> _Work to complete_
Pick out every line of the listing below that contains the word "فاطمة", and copy each one.

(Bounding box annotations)
____
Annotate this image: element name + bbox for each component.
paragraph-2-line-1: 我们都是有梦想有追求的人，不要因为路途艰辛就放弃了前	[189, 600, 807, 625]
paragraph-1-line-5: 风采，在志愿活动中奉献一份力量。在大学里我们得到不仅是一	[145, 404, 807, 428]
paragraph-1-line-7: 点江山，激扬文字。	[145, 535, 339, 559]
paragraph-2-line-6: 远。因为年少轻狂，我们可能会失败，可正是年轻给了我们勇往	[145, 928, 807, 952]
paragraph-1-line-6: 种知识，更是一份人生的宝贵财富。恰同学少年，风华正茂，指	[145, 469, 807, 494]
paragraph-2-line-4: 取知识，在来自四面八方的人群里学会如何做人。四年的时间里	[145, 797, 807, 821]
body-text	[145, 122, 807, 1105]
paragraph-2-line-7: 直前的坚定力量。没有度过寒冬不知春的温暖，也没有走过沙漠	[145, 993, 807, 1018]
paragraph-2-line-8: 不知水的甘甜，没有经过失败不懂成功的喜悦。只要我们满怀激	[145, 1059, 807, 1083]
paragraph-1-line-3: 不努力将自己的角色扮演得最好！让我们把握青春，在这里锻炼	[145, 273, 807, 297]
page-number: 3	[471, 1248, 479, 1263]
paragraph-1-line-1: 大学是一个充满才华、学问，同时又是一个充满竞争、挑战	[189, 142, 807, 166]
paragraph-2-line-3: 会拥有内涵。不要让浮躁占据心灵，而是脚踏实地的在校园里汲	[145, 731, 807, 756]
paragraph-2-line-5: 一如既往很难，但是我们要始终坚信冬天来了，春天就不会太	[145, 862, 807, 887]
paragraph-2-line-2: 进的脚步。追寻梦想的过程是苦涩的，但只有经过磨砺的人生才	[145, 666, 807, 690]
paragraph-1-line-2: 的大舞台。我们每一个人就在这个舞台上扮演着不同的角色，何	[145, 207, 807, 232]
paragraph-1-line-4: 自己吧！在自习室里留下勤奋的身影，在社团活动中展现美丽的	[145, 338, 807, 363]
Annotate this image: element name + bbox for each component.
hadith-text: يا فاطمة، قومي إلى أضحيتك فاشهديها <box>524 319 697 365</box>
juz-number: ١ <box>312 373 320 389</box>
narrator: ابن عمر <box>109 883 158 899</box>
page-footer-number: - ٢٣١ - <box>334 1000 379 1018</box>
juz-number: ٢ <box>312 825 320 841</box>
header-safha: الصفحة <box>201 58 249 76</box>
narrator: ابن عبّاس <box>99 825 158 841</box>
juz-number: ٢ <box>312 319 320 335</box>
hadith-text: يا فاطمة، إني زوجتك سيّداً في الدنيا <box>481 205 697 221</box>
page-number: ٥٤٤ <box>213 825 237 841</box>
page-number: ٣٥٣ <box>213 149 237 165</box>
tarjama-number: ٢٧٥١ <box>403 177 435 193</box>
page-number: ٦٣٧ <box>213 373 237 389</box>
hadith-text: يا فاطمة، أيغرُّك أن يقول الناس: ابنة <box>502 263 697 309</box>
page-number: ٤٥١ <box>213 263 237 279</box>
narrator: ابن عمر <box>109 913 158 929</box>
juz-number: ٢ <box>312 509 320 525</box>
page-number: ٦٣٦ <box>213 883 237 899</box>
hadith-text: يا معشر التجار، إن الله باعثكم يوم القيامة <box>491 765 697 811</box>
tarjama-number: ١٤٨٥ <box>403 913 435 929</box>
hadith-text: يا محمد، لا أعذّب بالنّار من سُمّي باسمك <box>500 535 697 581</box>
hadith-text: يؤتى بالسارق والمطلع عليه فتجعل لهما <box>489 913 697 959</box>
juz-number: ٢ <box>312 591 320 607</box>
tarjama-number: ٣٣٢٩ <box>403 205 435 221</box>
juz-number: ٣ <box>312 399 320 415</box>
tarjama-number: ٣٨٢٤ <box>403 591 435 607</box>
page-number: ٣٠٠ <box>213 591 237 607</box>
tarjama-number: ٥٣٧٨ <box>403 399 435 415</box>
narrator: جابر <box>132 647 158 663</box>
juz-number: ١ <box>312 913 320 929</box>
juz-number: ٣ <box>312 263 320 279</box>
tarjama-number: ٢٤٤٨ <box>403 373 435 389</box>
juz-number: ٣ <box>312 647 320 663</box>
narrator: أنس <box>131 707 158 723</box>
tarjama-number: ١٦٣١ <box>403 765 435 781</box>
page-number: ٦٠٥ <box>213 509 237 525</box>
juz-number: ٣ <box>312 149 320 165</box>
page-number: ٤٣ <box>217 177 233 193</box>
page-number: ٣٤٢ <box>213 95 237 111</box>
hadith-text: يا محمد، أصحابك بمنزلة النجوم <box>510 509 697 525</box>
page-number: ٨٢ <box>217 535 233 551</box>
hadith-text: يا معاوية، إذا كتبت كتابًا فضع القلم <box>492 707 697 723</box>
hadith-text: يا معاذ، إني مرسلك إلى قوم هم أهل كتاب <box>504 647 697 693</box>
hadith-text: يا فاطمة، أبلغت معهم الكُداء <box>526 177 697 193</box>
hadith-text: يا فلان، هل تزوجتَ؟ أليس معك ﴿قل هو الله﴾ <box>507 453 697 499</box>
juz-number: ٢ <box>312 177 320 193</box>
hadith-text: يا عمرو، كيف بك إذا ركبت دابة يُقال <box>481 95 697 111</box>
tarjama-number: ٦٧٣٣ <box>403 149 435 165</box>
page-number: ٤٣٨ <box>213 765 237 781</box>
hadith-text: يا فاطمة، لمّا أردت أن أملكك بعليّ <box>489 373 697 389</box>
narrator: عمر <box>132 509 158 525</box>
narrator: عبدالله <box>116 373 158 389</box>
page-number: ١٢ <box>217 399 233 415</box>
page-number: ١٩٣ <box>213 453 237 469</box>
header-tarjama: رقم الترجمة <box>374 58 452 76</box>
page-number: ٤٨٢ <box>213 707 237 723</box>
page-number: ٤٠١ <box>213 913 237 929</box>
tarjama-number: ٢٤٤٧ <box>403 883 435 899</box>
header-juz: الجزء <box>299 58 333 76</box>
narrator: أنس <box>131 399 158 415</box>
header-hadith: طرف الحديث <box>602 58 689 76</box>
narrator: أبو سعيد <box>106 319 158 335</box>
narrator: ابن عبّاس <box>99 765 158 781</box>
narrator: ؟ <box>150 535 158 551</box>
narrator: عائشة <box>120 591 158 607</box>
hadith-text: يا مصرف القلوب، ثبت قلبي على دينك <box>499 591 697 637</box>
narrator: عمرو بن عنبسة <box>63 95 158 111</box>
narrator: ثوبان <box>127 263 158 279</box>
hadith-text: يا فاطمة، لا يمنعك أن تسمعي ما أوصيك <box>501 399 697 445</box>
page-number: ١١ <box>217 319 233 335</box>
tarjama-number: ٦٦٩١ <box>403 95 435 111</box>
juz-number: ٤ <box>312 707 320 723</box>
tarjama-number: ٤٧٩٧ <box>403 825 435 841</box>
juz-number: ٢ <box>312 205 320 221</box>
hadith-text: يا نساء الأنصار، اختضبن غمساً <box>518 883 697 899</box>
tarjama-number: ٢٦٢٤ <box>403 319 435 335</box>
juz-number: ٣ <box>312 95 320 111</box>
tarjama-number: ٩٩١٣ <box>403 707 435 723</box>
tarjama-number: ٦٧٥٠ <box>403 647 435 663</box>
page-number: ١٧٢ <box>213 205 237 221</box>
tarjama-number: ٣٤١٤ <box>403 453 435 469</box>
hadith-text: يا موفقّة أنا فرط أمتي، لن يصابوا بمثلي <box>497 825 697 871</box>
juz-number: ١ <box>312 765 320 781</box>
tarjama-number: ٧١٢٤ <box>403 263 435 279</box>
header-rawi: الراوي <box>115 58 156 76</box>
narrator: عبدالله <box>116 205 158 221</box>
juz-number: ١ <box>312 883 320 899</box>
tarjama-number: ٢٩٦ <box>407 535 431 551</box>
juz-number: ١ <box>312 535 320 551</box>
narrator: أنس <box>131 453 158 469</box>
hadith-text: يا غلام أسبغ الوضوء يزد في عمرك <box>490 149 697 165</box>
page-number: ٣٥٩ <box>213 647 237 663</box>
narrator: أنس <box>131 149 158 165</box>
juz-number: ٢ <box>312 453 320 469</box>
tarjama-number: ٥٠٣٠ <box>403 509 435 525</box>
____
> _Solution to this exercise_
hadith-text: يا فاطمة، قومي إلى أضحيتك فاشهديها <box>524 319 697 365</box>
hadith-text: يا فاطمة، إني زوجتك سيّداً في الدنيا <box>481 205 697 221</box>
hadith-text: يا فاطمة، أيغرُّك أن يقول الناس: ابنة <box>502 263 697 309</box>
hadith-text: يا فاطمة، أبلغت معهم الكُداء <box>526 177 697 193</box>
hadith-text: يا فاطمة، لمّا أردت أن أملكك بعليّ <box>489 373 697 389</box>
hadith-text: يا فاطمة، لا يمنعك أن تسمعي ما أوصيك <box>501 399 697 445</box>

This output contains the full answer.